• Written instruction: Reproduce the complete listing without any deviation.

(Data listing)

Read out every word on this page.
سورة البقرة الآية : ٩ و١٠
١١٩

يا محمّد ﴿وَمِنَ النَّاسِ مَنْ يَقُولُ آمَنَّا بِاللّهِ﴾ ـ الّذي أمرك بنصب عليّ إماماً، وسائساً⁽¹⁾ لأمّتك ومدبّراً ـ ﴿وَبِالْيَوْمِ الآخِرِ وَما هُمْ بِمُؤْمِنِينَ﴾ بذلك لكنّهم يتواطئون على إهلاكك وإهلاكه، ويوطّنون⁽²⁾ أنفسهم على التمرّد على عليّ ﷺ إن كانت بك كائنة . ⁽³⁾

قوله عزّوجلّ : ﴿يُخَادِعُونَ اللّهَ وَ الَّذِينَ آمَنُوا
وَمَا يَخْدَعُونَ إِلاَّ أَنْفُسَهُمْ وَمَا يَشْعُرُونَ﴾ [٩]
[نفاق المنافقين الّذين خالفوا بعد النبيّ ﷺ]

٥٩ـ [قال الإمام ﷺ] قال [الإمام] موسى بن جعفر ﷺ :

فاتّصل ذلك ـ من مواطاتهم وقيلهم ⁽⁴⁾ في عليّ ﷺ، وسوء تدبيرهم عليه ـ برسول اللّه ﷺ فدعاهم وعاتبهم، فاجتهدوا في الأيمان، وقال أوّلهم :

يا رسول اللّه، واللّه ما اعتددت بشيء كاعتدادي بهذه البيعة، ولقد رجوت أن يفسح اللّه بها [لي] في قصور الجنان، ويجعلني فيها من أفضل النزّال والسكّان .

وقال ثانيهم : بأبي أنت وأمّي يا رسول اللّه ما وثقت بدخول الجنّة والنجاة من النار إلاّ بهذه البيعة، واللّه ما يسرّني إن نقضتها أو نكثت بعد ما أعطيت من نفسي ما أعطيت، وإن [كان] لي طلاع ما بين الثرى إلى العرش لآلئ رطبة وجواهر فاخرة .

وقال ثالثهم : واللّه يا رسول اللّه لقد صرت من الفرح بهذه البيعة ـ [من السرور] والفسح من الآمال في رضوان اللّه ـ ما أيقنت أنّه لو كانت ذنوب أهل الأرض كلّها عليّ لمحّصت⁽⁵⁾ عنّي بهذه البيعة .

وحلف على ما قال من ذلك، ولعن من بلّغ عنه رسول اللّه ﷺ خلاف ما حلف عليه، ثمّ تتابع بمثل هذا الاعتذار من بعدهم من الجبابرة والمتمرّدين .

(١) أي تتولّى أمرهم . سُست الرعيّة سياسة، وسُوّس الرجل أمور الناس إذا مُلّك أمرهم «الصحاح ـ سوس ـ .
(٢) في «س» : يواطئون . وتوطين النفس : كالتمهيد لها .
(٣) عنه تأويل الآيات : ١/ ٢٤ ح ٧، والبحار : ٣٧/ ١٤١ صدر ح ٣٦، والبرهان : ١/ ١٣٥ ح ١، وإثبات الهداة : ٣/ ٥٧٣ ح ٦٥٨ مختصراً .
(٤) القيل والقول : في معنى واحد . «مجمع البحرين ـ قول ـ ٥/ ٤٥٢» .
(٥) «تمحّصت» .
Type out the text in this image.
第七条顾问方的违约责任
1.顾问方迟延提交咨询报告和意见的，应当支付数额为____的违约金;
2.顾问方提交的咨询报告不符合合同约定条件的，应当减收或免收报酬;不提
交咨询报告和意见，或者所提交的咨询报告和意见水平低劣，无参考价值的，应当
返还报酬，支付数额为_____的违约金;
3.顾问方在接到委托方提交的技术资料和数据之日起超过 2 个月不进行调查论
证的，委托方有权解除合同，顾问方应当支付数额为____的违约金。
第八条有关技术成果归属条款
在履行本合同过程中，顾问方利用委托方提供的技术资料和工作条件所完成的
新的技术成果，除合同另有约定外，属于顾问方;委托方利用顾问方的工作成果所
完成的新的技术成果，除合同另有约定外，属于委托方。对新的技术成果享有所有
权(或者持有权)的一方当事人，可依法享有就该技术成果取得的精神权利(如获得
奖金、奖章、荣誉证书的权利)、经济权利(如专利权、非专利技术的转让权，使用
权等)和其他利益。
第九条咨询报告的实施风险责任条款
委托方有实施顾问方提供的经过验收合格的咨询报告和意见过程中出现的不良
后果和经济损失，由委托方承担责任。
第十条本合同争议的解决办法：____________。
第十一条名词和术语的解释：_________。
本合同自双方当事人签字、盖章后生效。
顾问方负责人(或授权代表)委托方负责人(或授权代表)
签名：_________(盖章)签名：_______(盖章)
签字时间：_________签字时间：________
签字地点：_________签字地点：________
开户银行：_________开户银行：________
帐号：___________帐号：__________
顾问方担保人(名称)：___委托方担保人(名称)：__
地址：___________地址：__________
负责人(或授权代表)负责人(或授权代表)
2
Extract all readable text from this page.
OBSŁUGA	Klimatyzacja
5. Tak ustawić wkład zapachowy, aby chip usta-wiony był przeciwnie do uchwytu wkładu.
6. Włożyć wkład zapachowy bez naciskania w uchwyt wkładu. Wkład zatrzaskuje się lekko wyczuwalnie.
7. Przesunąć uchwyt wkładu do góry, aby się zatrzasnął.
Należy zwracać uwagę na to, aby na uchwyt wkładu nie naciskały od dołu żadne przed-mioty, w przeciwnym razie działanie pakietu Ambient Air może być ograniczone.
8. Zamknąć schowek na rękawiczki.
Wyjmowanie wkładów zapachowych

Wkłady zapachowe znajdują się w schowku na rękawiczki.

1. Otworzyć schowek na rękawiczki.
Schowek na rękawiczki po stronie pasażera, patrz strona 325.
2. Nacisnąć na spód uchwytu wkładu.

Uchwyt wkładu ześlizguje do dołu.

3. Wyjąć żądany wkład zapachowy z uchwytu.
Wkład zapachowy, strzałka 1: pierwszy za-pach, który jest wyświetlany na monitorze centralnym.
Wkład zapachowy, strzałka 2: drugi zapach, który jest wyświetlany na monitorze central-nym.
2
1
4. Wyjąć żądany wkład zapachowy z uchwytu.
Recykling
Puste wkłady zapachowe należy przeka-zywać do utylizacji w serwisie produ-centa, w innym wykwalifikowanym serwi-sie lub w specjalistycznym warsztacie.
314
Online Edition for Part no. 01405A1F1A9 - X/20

• Completed task:
Read out every word on this page.
سورة البقرة الآية : ٩ و١٠
١١٩

يا محمّد ﴿وَمِنَ النَّاسِ مَنْ يَقُولُ آمَنَّا بِاللّهِ﴾ ـ الّذي أمرك بنصب عليّ إماماً، وسائساً⁽¹⁾ لأمّتك ومدبّراً ـ ﴿وَبِالْيَوْمِ الآخِرِ وَما هُمْ بِمُؤْمِنِينَ﴾ بذلك لكنّهم يتواطئون على إهلاكك وإهلاكه، ويوطّنون⁽²⁾ أنفسهم على التمرّد على عليّ ﷺ إن كانت بك كائنة . ⁽³⁾

قوله عزّوجلّ : ﴿يُخَادِعُونَ اللّهَ وَ الَّذِينَ آمَنُوا
وَمَا يَخْدَعُونَ إِلاَّ أَنْفُسَهُمْ وَمَا يَشْعُرُونَ﴾ [٩]
[نفاق المنافقين الّذين خالفوا بعد النبيّ ﷺ]

٥٩ـ [قال الإمام ﷺ] قال [الإمام] موسى بن جعفر ﷺ :

فاتّصل ذلك ـ من مواطاتهم وقيلهم ⁽⁴⁾ في عليّ ﷺ، وسوء تدبيرهم عليه ـ برسول اللّه ﷺ فدعاهم وعاتبهم، فاجتهدوا في الأيمان، وقال أوّلهم :

يا رسول اللّه، واللّه ما اعتددت بشيء كاعتدادي بهذه البيعة، ولقد رجوت أن يفسح اللّه بها [لي] في قصور الجنان، ويجعلني فيها من أفضل النزّال والسكّان .

وقال ثانيهم : بأبي أنت وأمّي يا رسول اللّه ما وثقت بدخول الجنّة والنجاة من النار إلاّ بهذه البيعة، واللّه ما يسرّني إن نقضتها أو نكثت بعد ما أعطيت من نفسي ما أعطيت، وإن [كان] لي طلاع ما بين الثرى إلى العرش لآلئ رطبة وجواهر فاخرة .

وقال ثالثهم : واللّه يا رسول اللّه لقد صرت من الفرح بهذه البيعة ـ [من السرور] والفسح من الآمال في رضوان اللّه ـ ما أيقنت أنّه لو كانت ذنوب أهل الأرض كلّها عليّ لمحّصت⁽⁵⁾ عنّي بهذه البيعة .

وحلف على ما قال من ذلك، ولعن من بلّغ عنه رسول اللّه ﷺ خلاف ما حلف عليه، ثمّ تتابع بمثل هذا الاعتذار من بعدهم من الجبابرة والمتمرّدين .

(١) أي تتولّى أمرهم . سُست الرعيّة سياسة، وسُوّس الرجل أمور الناس إذا مُلّك أمرهم «الصحاح ـ سوس ـ .
(٢) في «س» : يواطئون . وتوطين النفس : كالتمهيد لها .
(٣) عنه تأويل الآيات : ١/ ٢٤ ح ٧، والبحار : ٣٧/ ١٤١ صدر ح ٣٦، والبرهان : ١/ ١٣٥ ح ١، وإثبات الهداة : ٣/ ٥٧٣ ح ٦٥٨ مختصراً .
(٤) القيل والقول : في معنى واحد . «مجمع البحرين ـ قول ـ ٥/ ٤٥٢» .
(٥) «تمحّصت» .
Type out the text in this image.
第七条顾问方的违约责任
1.顾问方迟延提交咨询报告和意见的，应当支付数额为____的违约金;
2.顾问方提交的咨询报告不符合合同约定条件的，应当减收或免收报酬;不提
交咨询报告和意见，或者所提交的咨询报告和意见水平低劣，无参考价值的，应当
返还报酬，支付数额为_____的违约金;
3.顾问方在接到委托方提交的技术资料和数据之日起超过 2 个月不进行调查论
证的，委托方有权解除合同，顾问方应当支付数额为____的违约金。
第八条有关技术成果归属条款
在履行本合同过程中，顾问方利用委托方提供的技术资料和工作条件所完成的
新的技术成果，除合同另有约定外，属于顾问方;委托方利用顾问方的工作成果所
完成的新的技术成果，除合同另有约定外，属于委托方。对新的技术成果享有所有
权(或者持有权)的一方当事人，可依法享有就该技术成果取得的精神权利(如获得
奖金、奖章、荣誉证书的权利)、经济权利(如专利权、非专利技术的转让权，使用
权等)和其他利益。
第九条咨询报告的实施风险责任条款
委托方有实施顾问方提供的经过验收合格的咨询报告和意见过程中出现的不良
后果和经济损失，由委托方承担责任。
第十条本合同争议的解决办法：____________。
第十一条名词和术语的解释：_________。
本合同自双方当事人签字、盖章后生效。
顾问方负责人(或授权代表)委托方负责人(或授权代表)
签名：_________(盖章)签名：_______(盖章)
签字时间：_________签字时间：________
签字地点：_________签字地点：________
开户银行：_________开户银行：________
帐号：___________帐号：__________
顾问方担保人(名称)：___委托方担保人(名称)：__
地址：___________地址：__________
负责人(或授权代表)负责人(或授权代表)
2
Extract all readable text from this page.
OBSŁUGA	Klimatyzacja
5. Tak ustawić wkład zapachowy, aby chip usta-wiony był przeciwnie do uchwytu wkładu.
6. Włożyć wkład zapachowy bez naciskania w uchwyt wkładu. Wkład zatrzaskuje się lekko wyczuwalnie.
7. Przesunąć uchwyt wkładu do góry, aby się zatrzasnął.
Należy zwracać uwagę na to, aby na uchwyt wkładu nie naciskały od dołu żadne przed-mioty, w przeciwnym razie działanie pakietu Ambient Air może być ograniczone.
8. Zamknąć schowek na rękawiczki.
Wyjmowanie wkładów zapachowych

Wkłady zapachowe znajdują się w schowku na rękawiczki.

1. Otworzyć schowek na rękawiczki.
Schowek na rękawiczki po stronie pasażera, patrz strona 325.
2. Nacisnąć na spód uchwytu wkładu.

Uchwyt wkładu ześlizguje do dołu.

3. Wyjąć żądany wkład zapachowy z uchwytu.
Wkład zapachowy, strzałka 1: pierwszy za-pach, który jest wyświetlany na monitorze centralnym.
Wkład zapachowy, strzałka 2: drugi zapach, który jest wyświetlany na monitorze central-nym.
2
1
4. Wyjąć żądany wkład zapachowy z uchwytu.
Recykling
Puste wkłady zapachowe należy przeka-zywać do utylizacji w serwisie produ-centa, w innym wykwalifikowanym serwi-sie lub w specjalistycznym warsztacie.
314
Online Edition for Part no. 01405A1F1A9 - X/20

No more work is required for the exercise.